WHAT NEEDS TO BE DONE:
Reproduce everything from the start of the entries down to the line containing "nav-facilities[interactable]: Facilities —", inclusive, as a Markdown table with the columns Row and Line. Leave out blank lines.

EXERCISE DATA:
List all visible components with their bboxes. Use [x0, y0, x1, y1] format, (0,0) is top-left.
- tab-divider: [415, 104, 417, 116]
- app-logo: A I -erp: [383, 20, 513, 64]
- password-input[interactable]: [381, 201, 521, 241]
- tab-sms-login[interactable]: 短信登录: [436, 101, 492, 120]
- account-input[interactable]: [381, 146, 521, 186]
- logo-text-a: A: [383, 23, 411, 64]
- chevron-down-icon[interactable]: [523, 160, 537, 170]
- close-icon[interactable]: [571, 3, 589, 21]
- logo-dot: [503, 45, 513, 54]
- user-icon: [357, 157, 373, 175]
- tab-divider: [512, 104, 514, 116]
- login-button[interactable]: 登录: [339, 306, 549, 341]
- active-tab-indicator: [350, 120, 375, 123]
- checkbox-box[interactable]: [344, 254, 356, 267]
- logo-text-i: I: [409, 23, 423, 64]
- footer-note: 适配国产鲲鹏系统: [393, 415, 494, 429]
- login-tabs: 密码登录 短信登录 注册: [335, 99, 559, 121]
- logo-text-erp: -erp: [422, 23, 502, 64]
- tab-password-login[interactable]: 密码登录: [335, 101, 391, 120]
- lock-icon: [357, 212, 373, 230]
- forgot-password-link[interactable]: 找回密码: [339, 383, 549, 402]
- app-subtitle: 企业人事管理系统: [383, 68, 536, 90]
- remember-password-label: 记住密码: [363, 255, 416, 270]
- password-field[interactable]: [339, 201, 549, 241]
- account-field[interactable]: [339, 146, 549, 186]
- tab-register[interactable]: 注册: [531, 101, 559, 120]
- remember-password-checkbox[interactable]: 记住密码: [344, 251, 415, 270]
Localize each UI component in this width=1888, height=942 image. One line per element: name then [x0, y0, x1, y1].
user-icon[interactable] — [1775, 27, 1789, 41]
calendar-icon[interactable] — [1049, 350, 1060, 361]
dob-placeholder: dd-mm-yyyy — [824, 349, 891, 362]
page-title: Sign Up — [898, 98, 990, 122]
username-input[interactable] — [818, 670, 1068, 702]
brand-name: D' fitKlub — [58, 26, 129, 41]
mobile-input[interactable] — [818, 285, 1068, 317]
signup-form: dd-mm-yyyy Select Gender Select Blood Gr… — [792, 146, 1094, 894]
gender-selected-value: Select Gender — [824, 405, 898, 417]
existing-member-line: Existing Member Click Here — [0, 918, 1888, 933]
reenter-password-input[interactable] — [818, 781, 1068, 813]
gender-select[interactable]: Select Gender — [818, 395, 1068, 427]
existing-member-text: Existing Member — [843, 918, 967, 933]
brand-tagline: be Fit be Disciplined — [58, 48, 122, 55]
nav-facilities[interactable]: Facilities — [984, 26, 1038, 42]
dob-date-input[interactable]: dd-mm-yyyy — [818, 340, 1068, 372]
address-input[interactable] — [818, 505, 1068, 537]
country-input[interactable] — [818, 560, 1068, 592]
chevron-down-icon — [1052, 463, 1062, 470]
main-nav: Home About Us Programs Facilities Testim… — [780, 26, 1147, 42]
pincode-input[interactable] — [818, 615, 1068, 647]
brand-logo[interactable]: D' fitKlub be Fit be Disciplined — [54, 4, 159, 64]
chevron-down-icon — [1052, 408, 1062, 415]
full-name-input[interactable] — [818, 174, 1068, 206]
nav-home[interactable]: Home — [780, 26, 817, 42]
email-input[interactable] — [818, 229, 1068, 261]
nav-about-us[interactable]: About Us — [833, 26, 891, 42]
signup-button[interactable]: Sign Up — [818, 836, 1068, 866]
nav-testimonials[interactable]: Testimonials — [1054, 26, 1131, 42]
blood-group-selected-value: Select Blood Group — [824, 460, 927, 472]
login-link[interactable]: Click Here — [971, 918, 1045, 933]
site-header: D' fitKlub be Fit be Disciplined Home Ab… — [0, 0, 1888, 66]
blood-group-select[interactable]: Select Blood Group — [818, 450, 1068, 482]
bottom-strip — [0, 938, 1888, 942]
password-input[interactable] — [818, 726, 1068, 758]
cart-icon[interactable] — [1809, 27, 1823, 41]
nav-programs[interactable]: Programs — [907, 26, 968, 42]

WRITTEN RESPONSE:
| Row | Line |
|---|---|
| 1 | List all visible components with their bboxes. Use [x0, y0, x1, y1] format, (0,0) is top-left. |
| 2 | - tab-divider: [415, 104, 417, 116] |
| 3 | - app-logo: A I -erp: [383, 20, 513, 64] |
| 4 | - password-input[interactable]: [381, 201, 521, 241] |
| 5 | - tab-sms-login[interactable]: 短信登录: [436, 101, 492, 120] |
| 6 | - account-input[interactable]: [381, 146, 521, 186] |
| 7 | - logo-text-a: A: [383, 23, 411, 64] |
| 8 | - chevron-down-icon[interactable]: [523, 160, 537, 170] |
| 9 | - close-icon[interactable]: [571, 3, 589, 21] |
| 10 | - logo-dot: [503, 45, 513, 54] |
| 11 | - user-icon: [357, 157, 373, 175] |
| 12 | - tab-divider: [512, 104, 514, 116] |
| 13 | - login-button[interactable]: 登录: [339, 306, 549, 341] |
| 14 | - active-tab-indicator: [350, 120, 375, 123] |
| 15 | - checkbox-box[interactable]: [344, 254, 356, 267] |
| 16 | - logo-text-i: I: [409, 23, 423, 64] |
| 17 | - footer-note: 适配国产鲲鹏系统: [393, 415, 494, 429] |
| 18 | - login-tabs: 密码登录 短信登录 注册: [335, 99, 559, 121] |
| 19 | - logo-text-erp: -erp: [422, 23, 502, 64] |
| 20 | - tab-password-login[interactable]: 密码登录: [335, 101, 391, 120] |
| 21 | - lock-icon: [357, 212, 373, 230] |
| 22 | - forgot-password-link[interactable]: 找回密码: [339, 383, 549, 402] |
| 23 | - app-subtitle: 企业人事管理系统: [383, 68, 536, 90] |
| 24 | - remember-password-label: 记住密码: [363, 255, 416, 270] |
| 25 | - password-field[interactable]: [339, 201, 549, 241] |
| 26 | - account-field[interactable]: [339, 146, 549, 186] |
| 27 | - tab-register[interactable]: 注册: [531, 101, 559, 120] |
| 28 | - remember-password-checkbox[interactable]: 记住密码: [344, 251, 415, 270] |
| 29 | Localize each UI component in this width=1888, height=942 image. One line per element: name then [x0, y0, x1, y1]. |
| 30 | user-icon[interactable] — [1775, 27, 1789, 41] |
| 31 | calendar-icon[interactable] — [1049, 350, 1060, 361] |
| 32 | dob-placeholder: dd-mm-yyyy — [824, 349, 891, 362] |
| 33 | page-title: Sign Up — [898, 98, 990, 122] |
| 34 | username-input[interactable] — [818, 670, 1068, 702] |
| 35 | brand-name: D' fitKlub — [58, 26, 129, 41] |
| 36 | mobile-input[interactable] — [818, 285, 1068, 317] |
| 37 | signup-form: dd-mm-yyyy Select Gender Select Blood Gr… — [792, 146, 1094, 894] |
| 38 | gender-selected-value: Select Gender — [824, 405, 898, 417] |
| 39 | existing-member-line: Existing Member Click Here — [0, 918, 1888, 933] |
| 40 | reenter-password-input[interactable] — [818, 781, 1068, 813] |
| 41 | gender-select[interactable]: Select Gender — [818, 395, 1068, 427] |
| 42 | existing-member-text: Existing Member — [843, 918, 967, 933] |
| 43 | brand-tagline: be Fit be Disciplined — [58, 48, 122, 55] |
| 44 | nav-facilities[interactable]: Facilities — [984, 26, 1038, 42] |